What you should do: Work out how many lines of the material below mention the word "dieta"; reply with the number only.

Exercise materials:
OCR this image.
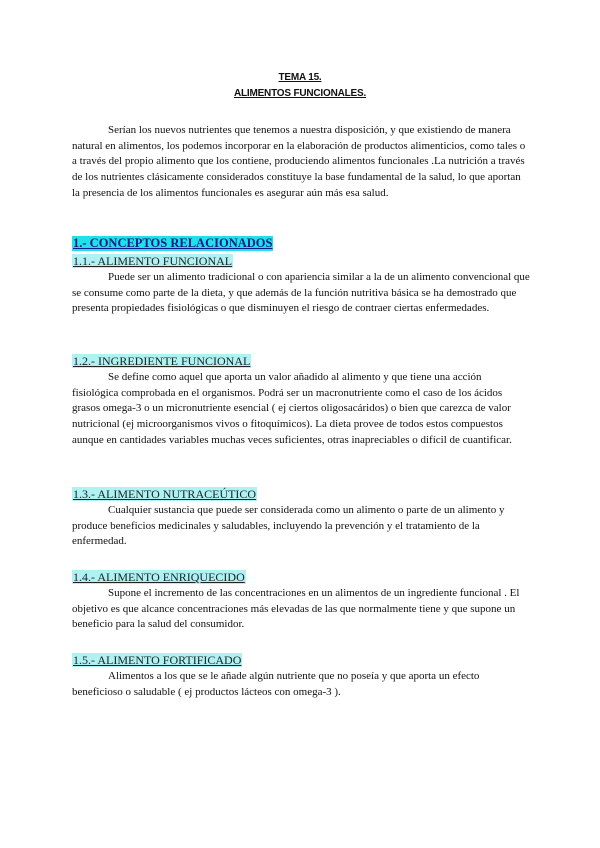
TEMA 15.
ALIMENTOS FUNCIONALES.

Serían los nuevos nutrientes que tenemos a nuestra disposición, y que existiendo de manera natural en alimentos, los podemos incorporar en la elaboración de productos alimenticios, como tales o a través del propio alimento que los contiene, produciendo alimentos funcionales .La nutrición a través de los nutrientes clásicamente considerados constituye la base fundamental de la salud, lo que aportan la presencia de los alimentos funcionales es asegurar aún más esa salud.

1.- CONCEPTOS RELACIONADOS
1.1.- ALIMENTO FUNCIONAL

Puede ser un alimento tradicional o con apariencia similar a la de un alimento convencional que se consume como parte de la dieta, y que además de la función nutritiva básica se ha demostrado que presenta propiedades fisiológicas o que disminuyen el riesgo de contraer ciertas enfermedades.

1.2.- INGREDIENTE FUNCIONAL

Se define como aquel que aporta un valor añadido al alimento y que tiene una acción fisiológica comprobada en el organismos. Podrá ser un macronutriente como el caso de los ácidos grasos omega-3 o un micronutriente esencial ( ej ciertos oligosacáridos) o bien que carezca de valor nutricional (ej microorganismos vivos o fitoquímicos). La dieta provee de todos estos compuestos aunque en cantidades variables muchas veces suficientes, otras inapreciables o difícil de cuantificar.

1.3.- ALIMENTO NUTRACEÚTICO

Cualquier sustancia que puede ser considerada como un alimento o parte de un alimento y produce beneficios medicinales y saludables, incluyendo la prevención y el tratamiento de la enfermedad.

1.4.- ALIMENTO ENRIQUECIDO

Supone el incremento de las concentraciones en un alimentos de un ingrediente funcional . El objetivo es que alcance concentraciones más elevadas de las que normalmente tiene y que supone un beneficio para la salud del consumidor.

1.5.- ALIMENTO FORTIFICADO

Alimentos a los que se le añade algún nutriente que no poseía y que aporta un efecto beneficioso o saludable ( ej productos lácteos con omega-3 ).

Answer for the task: 2